- [Stated problem] Find every line in the records below that holds the word "from" and copy it.

- [Input records]
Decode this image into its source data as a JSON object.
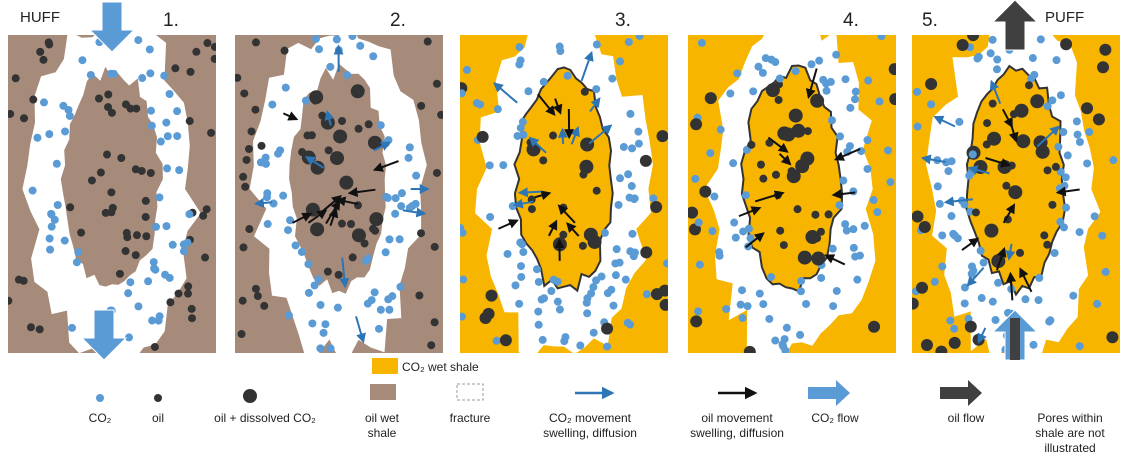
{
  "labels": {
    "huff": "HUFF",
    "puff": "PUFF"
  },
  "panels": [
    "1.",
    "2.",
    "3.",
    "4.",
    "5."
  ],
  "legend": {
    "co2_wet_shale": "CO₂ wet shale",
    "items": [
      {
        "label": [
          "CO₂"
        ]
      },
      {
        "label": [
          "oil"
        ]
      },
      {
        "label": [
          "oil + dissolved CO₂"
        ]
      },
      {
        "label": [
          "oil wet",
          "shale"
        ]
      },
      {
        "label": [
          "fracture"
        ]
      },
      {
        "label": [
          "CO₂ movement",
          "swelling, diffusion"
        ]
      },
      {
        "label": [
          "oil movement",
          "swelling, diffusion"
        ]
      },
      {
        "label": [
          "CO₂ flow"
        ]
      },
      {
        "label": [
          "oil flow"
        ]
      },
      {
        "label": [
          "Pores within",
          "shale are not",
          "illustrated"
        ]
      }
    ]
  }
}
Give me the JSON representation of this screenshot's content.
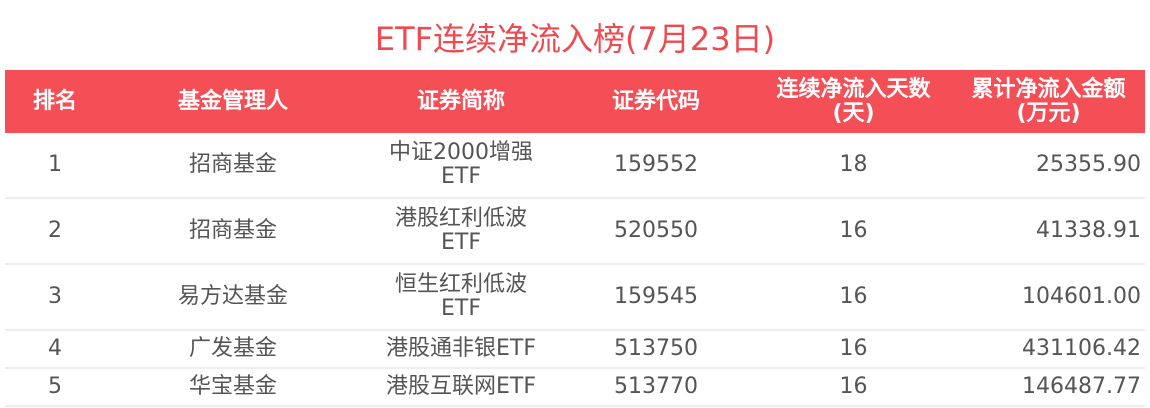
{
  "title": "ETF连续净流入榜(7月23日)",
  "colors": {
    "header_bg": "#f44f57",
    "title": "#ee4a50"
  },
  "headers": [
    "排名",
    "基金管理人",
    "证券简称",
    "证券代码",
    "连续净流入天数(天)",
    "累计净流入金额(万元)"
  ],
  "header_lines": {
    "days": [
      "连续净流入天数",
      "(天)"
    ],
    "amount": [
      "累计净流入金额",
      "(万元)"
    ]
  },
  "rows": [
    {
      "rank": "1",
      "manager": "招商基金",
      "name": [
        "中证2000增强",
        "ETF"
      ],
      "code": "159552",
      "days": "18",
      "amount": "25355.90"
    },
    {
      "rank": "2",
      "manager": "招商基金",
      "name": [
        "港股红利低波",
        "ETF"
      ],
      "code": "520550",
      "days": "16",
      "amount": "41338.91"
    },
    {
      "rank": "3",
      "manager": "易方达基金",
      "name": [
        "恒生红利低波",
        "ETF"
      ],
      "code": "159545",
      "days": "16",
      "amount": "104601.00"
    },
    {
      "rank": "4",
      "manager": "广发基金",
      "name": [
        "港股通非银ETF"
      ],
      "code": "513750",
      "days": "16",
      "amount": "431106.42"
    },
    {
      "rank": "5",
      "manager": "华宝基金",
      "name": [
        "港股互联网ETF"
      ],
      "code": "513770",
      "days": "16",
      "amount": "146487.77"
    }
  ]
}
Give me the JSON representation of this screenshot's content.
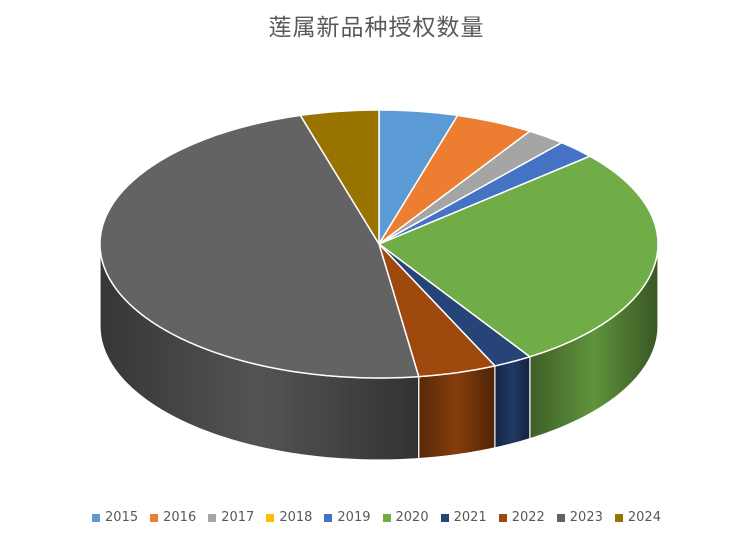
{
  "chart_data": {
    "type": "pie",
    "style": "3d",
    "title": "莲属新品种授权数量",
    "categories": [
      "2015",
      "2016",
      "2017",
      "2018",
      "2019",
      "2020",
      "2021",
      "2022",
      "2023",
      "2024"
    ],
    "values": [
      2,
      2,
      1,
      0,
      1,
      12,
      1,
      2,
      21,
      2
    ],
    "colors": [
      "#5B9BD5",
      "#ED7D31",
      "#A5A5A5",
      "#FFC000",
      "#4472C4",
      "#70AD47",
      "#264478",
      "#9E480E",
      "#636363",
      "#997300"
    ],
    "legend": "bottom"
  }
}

--

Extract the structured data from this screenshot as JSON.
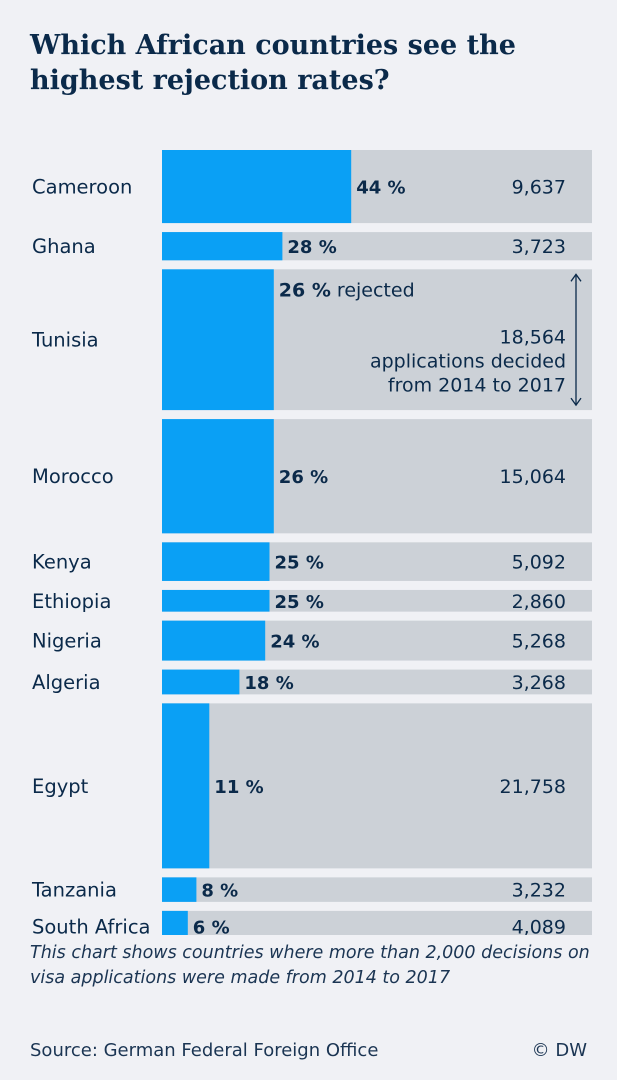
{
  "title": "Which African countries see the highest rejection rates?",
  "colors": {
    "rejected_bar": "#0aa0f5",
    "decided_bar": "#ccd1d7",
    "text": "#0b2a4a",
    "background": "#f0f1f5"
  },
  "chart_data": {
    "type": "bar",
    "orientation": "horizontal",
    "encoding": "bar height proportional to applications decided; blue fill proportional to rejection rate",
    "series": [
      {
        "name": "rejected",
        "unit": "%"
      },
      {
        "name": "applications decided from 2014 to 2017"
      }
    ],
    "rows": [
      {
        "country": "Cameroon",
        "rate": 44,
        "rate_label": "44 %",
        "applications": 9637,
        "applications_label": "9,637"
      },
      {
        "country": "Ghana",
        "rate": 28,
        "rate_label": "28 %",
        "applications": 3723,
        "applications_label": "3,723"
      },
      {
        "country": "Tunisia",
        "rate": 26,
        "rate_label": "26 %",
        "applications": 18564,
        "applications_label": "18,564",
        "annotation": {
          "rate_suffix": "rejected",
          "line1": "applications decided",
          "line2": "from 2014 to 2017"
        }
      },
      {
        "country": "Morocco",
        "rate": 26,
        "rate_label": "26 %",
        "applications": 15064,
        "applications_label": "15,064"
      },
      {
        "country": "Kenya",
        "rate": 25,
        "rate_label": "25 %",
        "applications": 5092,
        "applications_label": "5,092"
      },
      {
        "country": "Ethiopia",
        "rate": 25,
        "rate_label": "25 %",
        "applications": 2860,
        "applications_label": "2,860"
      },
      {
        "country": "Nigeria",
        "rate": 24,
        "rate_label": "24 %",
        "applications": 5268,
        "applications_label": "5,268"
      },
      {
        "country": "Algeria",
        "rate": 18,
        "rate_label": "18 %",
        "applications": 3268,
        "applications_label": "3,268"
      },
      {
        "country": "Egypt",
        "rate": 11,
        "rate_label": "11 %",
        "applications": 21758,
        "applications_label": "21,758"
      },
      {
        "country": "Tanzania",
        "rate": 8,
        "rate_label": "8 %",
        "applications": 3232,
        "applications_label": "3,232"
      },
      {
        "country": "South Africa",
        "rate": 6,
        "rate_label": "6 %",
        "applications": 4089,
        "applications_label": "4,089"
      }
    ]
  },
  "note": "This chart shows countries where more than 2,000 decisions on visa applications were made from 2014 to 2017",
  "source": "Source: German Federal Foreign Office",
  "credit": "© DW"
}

- [Answer to the exercise]
Extract the structured data from this screenshot as JSON.
        "name": "applications decided from 2014 to 2017"
          "line2": "from 2014 to 2017"
  "note": "This chart shows countries where more than 2,000 decisions on visa applications were made from 2014 to 2017",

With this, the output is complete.